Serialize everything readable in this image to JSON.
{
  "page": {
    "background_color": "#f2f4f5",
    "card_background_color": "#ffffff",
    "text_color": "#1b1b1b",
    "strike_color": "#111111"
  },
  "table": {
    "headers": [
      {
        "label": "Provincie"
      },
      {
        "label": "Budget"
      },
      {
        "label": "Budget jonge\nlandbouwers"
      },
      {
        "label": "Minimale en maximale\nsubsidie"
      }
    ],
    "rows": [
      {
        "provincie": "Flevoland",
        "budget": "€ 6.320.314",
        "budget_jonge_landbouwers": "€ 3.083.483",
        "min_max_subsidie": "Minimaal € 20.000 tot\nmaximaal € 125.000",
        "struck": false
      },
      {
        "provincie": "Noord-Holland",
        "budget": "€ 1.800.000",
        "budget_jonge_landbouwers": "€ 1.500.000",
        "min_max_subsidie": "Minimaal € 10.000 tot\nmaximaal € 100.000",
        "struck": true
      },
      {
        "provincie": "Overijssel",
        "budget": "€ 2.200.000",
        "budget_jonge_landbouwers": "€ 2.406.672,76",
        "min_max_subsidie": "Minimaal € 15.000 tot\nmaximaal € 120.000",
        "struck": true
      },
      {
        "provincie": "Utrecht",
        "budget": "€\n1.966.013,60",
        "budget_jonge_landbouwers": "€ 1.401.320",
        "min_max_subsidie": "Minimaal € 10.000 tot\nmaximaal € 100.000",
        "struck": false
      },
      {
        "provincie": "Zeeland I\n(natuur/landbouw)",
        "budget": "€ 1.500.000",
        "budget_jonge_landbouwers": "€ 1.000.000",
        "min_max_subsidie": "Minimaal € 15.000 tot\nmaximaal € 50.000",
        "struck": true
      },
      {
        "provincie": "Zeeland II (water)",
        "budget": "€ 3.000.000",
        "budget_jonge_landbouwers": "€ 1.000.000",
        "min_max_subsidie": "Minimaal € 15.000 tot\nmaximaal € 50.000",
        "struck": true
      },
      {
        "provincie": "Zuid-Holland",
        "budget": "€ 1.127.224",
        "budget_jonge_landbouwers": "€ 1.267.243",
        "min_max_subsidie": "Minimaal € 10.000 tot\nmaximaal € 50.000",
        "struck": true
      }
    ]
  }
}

━━━━━━━━━━━━━━━━━━━━

■ **STATED TASK**
Display every line of the listing that contains the string "label".

■ **REPLY**
        "label": "Provincie"
        "label": "Budget"
        "label": "Budget jonge\nlandbouwers"
        "label": "Minimale en maximale\nsubsidie"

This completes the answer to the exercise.